◆ To do:
Extract each line from the entries below that has the string "plain" in it.

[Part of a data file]
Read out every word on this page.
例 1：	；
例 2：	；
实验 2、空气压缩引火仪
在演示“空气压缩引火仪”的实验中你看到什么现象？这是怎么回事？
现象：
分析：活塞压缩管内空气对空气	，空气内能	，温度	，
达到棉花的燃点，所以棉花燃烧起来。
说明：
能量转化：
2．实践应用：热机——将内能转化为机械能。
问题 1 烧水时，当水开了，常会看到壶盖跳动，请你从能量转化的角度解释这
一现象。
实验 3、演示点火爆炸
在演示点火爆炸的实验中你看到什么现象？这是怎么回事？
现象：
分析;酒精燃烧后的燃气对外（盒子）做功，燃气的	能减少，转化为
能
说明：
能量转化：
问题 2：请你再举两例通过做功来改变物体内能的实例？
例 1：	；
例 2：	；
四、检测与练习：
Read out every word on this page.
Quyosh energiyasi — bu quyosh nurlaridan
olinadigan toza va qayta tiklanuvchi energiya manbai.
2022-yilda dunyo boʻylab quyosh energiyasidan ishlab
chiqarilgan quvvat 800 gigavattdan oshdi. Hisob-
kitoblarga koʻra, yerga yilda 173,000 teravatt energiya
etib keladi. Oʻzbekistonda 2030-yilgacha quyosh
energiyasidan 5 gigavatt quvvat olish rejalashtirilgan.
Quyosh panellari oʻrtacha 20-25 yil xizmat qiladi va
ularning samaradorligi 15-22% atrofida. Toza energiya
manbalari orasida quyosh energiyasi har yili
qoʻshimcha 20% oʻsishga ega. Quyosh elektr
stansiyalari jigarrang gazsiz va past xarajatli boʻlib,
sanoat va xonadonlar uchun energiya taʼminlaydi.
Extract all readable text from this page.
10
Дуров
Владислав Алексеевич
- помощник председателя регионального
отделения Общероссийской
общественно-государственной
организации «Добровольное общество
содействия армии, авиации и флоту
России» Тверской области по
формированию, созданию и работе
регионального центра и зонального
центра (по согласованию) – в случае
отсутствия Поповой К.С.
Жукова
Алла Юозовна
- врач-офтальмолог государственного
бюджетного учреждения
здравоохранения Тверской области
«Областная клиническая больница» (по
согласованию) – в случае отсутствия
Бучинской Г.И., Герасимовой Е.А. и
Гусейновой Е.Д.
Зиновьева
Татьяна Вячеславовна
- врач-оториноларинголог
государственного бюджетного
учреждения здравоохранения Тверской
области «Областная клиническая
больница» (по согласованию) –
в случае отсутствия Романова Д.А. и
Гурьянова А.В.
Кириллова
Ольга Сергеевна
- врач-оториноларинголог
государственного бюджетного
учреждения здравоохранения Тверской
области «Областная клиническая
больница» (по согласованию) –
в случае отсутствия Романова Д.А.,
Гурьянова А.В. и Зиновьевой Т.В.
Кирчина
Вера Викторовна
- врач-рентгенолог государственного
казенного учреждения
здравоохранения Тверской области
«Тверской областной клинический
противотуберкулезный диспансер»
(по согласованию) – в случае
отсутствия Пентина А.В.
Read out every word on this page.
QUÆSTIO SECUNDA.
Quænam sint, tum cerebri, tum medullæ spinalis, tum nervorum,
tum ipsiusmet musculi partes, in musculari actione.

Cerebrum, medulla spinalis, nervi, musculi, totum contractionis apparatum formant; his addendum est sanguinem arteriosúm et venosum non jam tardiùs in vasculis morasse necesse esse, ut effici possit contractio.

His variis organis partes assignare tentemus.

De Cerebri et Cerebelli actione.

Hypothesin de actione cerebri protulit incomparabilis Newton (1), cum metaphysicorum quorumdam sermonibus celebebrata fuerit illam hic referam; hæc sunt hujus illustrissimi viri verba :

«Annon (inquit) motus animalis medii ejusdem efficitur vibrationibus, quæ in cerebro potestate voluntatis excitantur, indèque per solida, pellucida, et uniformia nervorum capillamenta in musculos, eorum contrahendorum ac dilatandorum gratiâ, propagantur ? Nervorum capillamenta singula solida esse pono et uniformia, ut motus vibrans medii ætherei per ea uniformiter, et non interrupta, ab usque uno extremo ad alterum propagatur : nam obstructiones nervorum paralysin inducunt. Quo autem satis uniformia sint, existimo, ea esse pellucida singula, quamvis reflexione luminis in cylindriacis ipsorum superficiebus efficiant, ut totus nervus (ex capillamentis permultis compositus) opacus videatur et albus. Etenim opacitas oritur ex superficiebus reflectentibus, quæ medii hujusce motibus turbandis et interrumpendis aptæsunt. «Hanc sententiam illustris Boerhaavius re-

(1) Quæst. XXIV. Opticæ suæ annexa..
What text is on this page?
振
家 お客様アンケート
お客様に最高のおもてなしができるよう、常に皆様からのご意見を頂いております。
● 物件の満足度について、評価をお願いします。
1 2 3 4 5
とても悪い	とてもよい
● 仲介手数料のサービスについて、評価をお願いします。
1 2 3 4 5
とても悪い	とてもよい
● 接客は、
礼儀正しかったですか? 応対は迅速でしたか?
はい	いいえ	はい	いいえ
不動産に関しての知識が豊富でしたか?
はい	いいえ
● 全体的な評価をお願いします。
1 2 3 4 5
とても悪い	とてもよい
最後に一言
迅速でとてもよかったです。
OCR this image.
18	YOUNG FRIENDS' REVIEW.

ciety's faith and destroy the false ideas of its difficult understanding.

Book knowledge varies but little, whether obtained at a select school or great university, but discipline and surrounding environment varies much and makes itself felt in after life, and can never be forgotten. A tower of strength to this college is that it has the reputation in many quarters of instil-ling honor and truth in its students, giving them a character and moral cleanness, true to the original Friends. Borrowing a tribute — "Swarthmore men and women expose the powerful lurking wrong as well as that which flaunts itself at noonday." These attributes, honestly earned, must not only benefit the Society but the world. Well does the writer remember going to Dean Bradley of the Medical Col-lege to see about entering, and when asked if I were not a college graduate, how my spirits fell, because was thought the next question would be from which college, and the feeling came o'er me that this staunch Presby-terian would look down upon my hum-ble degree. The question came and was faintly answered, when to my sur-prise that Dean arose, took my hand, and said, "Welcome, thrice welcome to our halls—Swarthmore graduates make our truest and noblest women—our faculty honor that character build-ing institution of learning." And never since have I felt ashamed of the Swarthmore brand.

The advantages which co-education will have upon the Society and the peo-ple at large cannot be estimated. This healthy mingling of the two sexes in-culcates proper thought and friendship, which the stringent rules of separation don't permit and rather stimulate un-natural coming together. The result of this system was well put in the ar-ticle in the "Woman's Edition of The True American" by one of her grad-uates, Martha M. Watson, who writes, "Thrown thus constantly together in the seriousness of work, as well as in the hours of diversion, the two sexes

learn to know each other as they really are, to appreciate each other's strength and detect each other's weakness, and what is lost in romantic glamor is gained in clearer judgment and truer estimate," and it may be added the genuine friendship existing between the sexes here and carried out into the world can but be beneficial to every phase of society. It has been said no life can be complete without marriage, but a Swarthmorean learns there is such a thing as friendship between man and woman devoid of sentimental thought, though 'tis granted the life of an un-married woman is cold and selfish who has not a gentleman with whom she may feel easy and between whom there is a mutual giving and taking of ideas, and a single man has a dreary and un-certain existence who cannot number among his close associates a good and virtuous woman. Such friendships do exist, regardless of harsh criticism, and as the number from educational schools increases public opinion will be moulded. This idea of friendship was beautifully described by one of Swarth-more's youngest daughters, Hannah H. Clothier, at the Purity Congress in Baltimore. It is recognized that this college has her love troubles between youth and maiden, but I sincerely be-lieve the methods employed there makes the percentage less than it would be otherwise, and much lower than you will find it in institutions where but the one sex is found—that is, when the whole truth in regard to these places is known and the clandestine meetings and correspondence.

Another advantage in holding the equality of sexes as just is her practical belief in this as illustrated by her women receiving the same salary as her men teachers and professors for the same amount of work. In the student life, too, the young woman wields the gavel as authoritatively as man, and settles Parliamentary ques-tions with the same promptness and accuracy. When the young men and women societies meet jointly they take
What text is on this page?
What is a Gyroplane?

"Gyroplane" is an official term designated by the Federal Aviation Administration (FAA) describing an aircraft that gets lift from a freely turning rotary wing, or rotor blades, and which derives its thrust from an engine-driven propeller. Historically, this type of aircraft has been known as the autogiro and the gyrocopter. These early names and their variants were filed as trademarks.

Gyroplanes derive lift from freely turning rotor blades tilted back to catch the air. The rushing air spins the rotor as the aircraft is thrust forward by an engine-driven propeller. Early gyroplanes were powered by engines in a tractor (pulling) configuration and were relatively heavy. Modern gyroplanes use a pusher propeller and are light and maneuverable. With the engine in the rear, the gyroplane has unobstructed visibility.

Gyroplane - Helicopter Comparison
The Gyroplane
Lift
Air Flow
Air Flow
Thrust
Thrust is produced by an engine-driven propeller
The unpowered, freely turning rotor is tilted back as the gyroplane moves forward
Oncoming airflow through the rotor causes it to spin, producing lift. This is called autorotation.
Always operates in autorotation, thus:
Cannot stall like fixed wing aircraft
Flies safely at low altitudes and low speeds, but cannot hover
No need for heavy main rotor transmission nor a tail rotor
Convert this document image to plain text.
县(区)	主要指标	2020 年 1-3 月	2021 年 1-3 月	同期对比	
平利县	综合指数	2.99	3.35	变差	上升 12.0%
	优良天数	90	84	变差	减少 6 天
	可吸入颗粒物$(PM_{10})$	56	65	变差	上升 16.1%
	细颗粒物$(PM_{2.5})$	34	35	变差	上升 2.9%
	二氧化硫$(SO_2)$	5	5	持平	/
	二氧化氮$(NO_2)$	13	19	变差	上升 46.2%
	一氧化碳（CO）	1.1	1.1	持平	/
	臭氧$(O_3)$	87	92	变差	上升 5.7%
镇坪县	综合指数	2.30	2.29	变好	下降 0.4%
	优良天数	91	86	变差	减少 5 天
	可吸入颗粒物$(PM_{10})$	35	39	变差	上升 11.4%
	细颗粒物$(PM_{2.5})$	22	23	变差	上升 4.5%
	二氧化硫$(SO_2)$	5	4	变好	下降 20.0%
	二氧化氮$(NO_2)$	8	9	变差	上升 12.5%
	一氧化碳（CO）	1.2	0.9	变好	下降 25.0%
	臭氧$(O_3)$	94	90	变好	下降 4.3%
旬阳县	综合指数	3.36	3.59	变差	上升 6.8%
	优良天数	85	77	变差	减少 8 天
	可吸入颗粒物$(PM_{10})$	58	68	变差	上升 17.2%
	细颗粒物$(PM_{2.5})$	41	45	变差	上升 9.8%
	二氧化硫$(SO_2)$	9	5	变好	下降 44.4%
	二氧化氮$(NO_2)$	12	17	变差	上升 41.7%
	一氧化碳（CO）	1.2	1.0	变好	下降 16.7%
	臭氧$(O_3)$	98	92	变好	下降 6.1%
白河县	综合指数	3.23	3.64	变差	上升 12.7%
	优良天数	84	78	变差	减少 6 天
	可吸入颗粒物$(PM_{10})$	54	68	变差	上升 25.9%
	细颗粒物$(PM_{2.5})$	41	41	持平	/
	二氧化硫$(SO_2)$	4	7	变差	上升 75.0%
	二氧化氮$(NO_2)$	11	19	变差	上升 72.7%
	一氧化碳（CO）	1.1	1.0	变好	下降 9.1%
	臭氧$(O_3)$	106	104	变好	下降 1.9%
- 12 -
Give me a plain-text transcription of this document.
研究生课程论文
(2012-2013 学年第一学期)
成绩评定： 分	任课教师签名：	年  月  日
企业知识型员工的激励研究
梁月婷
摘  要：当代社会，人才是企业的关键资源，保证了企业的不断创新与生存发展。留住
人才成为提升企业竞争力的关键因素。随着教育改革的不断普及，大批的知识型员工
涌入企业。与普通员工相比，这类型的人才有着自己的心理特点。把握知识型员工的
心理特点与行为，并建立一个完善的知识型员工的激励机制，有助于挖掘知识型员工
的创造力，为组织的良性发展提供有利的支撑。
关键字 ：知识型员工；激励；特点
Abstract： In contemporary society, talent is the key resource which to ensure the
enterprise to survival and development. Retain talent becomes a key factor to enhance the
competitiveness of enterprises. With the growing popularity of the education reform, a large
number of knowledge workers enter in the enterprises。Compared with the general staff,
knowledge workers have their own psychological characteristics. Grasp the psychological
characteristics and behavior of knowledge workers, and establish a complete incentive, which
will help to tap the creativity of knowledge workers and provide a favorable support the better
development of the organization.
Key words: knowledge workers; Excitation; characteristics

◆ Response for this exercise:
Convert this document image to plain text.
Give me a plain-text transcription of this document.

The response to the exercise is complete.